§ WHAT TO PRODUCE:
Return each line holding the string "options".

§ INFORMATION PROVIDED:
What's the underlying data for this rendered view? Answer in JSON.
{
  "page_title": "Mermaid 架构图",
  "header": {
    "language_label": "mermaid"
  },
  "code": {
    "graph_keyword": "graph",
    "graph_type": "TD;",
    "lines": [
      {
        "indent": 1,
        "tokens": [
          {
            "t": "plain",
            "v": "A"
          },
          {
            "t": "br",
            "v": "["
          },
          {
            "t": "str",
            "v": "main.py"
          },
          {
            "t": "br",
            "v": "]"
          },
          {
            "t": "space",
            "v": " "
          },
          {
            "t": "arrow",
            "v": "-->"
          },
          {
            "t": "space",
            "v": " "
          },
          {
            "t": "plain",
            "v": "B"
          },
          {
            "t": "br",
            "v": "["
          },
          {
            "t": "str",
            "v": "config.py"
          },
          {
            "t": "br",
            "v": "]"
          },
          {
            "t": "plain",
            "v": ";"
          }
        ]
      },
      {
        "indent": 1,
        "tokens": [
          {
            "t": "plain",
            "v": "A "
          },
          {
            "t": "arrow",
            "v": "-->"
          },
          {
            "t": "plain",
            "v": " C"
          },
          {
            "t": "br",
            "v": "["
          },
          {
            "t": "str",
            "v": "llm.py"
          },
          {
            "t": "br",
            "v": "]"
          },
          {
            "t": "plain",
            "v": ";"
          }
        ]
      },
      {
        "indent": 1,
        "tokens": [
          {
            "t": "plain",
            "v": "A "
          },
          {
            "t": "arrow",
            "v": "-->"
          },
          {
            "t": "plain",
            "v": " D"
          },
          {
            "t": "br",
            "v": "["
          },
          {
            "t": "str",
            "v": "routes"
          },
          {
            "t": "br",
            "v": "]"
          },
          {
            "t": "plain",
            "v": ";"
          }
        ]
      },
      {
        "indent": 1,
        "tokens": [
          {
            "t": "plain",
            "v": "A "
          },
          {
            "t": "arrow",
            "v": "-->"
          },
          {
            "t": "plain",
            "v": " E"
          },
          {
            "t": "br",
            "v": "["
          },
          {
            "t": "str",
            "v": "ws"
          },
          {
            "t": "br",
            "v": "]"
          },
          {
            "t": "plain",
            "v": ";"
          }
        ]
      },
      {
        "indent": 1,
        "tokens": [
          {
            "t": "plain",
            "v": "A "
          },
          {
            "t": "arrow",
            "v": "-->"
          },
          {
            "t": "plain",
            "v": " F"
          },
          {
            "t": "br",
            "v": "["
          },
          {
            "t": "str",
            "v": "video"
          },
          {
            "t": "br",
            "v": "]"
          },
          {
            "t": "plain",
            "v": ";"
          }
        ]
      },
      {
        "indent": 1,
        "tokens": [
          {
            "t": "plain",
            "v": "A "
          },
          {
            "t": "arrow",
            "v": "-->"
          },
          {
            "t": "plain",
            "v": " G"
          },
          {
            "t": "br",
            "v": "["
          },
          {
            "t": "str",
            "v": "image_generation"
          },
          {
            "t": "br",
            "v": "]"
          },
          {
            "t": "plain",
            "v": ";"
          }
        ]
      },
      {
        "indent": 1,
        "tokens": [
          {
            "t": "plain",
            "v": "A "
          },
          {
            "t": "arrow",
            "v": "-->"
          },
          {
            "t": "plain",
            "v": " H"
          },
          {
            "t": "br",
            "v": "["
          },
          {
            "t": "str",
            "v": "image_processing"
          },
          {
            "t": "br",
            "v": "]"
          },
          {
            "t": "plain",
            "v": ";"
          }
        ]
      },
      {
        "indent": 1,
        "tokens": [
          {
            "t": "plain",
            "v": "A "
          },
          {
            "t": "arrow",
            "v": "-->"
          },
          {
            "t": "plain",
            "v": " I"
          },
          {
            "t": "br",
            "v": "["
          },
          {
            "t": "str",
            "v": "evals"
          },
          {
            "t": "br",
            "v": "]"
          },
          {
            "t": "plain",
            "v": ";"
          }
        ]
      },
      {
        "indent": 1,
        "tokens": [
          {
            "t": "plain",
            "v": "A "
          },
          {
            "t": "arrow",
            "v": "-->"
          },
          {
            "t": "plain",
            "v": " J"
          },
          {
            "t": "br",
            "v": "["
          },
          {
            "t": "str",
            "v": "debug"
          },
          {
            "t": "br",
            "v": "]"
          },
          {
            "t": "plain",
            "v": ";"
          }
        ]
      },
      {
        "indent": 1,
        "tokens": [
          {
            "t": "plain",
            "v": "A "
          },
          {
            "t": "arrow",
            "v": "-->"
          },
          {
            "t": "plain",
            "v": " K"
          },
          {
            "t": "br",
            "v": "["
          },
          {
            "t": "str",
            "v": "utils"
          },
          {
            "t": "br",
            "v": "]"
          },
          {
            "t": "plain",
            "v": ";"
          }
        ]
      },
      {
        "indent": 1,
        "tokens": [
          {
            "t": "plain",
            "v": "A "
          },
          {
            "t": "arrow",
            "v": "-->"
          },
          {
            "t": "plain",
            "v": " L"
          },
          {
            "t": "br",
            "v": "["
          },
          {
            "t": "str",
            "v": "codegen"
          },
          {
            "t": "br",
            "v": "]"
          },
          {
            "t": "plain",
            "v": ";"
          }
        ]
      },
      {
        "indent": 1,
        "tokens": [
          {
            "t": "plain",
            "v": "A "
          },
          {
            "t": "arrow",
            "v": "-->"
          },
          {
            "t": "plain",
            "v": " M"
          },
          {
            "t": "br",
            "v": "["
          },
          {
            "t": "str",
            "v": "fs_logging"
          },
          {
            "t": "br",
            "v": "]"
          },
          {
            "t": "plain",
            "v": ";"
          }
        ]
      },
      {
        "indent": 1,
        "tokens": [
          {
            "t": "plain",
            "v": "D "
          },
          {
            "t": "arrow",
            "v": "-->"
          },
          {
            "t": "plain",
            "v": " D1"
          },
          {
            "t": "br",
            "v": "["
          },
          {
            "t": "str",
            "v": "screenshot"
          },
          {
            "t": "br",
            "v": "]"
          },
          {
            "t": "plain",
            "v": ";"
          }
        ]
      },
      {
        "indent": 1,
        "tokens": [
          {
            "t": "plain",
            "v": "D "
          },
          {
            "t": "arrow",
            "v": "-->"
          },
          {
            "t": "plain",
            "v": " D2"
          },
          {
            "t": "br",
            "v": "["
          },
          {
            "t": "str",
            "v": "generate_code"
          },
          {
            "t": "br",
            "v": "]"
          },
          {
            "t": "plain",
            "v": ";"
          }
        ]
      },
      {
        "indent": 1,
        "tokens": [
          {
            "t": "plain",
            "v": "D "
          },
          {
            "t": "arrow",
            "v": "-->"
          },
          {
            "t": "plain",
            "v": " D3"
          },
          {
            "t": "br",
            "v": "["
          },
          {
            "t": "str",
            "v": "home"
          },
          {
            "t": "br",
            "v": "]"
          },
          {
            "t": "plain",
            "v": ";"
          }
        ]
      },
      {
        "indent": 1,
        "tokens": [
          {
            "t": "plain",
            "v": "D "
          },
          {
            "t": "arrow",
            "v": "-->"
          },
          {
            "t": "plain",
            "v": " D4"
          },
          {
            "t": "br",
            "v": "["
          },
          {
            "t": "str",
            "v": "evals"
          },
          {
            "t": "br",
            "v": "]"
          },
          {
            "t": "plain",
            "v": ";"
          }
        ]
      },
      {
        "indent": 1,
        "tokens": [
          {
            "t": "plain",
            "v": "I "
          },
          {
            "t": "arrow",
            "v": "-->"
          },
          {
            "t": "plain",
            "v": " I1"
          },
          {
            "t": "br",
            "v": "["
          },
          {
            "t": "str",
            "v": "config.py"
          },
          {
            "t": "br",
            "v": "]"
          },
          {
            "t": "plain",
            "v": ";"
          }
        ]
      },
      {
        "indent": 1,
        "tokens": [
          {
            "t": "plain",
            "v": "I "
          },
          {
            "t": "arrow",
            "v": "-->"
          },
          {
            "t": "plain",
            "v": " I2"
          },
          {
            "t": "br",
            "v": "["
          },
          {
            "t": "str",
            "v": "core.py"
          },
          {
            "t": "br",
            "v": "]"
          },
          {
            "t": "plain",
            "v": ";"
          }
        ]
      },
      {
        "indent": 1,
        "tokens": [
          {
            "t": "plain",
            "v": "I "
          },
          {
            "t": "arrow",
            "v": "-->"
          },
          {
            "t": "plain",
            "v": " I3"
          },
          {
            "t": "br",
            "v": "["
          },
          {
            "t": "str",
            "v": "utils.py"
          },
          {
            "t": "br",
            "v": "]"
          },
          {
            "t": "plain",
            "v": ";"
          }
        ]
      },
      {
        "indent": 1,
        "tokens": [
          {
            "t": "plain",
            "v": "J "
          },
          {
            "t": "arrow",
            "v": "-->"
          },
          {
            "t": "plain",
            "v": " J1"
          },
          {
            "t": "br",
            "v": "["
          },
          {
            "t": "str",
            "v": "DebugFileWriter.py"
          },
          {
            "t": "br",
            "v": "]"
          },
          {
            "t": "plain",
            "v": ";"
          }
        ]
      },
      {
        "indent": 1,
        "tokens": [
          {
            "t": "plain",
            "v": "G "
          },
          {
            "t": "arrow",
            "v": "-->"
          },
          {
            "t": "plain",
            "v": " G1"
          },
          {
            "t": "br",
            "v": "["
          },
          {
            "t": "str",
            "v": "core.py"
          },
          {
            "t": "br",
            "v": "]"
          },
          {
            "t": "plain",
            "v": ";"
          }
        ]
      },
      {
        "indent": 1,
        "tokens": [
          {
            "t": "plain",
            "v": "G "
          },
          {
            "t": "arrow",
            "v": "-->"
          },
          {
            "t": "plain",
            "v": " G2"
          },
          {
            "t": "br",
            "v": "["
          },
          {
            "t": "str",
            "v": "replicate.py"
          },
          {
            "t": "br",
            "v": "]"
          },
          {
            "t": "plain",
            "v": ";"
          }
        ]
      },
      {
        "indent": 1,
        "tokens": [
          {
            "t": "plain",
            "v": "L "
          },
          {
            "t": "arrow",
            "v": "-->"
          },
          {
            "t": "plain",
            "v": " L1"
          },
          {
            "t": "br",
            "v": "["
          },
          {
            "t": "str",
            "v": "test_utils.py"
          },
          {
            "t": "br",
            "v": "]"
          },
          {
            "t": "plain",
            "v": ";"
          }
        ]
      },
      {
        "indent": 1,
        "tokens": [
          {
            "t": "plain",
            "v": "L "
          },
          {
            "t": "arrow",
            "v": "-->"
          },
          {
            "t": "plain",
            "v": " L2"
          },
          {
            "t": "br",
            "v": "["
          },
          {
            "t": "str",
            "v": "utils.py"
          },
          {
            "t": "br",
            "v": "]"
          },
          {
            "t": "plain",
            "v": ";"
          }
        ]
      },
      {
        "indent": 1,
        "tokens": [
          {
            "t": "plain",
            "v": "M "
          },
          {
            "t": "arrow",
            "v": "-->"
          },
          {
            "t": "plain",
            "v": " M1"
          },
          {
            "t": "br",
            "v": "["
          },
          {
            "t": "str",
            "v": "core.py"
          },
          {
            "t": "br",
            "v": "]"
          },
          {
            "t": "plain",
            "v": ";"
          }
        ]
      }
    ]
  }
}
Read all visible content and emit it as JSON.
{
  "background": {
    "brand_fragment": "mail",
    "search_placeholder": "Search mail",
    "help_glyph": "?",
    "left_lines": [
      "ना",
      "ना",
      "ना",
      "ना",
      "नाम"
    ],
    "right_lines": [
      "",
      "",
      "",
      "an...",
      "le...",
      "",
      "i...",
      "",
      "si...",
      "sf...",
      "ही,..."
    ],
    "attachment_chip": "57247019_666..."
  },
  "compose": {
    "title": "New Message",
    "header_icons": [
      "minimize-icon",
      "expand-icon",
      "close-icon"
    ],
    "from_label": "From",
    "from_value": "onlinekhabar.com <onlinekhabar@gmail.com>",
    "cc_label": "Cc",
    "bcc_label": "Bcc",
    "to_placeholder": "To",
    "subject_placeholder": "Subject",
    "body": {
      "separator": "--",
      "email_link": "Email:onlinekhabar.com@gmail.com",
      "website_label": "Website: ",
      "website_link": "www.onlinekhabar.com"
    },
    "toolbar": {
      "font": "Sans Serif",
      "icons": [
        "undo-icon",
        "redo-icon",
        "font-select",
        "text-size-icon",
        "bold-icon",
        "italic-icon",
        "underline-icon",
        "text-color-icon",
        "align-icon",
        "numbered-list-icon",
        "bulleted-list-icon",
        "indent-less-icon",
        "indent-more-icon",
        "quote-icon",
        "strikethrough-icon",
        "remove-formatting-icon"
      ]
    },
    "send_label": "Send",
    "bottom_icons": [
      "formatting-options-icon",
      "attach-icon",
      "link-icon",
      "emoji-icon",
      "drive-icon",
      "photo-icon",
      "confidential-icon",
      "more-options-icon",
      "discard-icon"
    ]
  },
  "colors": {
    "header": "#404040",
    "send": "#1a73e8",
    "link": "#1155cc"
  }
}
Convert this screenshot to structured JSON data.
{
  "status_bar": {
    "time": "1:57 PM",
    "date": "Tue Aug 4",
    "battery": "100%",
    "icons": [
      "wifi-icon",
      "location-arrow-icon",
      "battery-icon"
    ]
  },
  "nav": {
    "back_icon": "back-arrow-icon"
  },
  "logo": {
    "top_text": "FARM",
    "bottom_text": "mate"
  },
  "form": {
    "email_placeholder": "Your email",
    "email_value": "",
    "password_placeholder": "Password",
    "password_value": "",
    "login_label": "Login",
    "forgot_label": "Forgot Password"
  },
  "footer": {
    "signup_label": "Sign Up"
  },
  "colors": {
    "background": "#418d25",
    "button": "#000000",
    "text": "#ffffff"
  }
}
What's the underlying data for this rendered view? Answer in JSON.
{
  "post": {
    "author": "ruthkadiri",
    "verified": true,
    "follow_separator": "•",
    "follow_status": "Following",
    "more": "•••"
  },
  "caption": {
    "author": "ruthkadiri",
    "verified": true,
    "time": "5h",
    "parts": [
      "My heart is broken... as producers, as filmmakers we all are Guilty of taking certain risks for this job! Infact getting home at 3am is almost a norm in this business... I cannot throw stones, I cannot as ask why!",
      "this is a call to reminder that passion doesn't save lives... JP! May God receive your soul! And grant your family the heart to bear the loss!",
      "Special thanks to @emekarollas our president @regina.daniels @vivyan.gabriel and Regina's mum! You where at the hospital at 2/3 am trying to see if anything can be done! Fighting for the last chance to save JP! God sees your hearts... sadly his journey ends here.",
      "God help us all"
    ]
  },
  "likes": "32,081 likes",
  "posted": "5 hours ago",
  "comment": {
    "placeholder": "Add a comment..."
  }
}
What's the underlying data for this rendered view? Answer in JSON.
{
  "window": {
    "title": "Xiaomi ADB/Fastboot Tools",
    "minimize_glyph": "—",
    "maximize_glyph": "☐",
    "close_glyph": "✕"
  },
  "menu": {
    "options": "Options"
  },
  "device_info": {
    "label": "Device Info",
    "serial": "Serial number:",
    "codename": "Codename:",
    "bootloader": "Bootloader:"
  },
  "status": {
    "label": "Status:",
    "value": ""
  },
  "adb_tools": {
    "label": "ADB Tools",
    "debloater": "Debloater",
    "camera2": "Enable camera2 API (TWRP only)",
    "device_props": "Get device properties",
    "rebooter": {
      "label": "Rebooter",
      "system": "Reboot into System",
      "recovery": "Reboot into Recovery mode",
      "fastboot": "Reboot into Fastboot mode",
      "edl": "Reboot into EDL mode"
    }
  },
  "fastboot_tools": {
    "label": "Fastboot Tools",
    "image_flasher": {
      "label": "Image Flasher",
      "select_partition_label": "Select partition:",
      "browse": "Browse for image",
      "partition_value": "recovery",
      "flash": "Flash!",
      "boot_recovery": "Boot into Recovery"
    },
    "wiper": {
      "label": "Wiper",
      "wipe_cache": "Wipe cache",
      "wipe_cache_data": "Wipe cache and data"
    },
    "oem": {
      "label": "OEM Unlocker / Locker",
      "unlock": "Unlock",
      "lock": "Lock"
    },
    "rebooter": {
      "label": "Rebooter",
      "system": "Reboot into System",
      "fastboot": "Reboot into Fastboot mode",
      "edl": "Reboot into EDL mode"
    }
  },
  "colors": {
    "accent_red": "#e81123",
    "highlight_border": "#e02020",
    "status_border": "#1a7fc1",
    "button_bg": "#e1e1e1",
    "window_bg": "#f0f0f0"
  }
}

§ RESPONSE TO THE EXERCISE:
      "formatting-options-icon",
      "more-options-icon",
    "options": "Options"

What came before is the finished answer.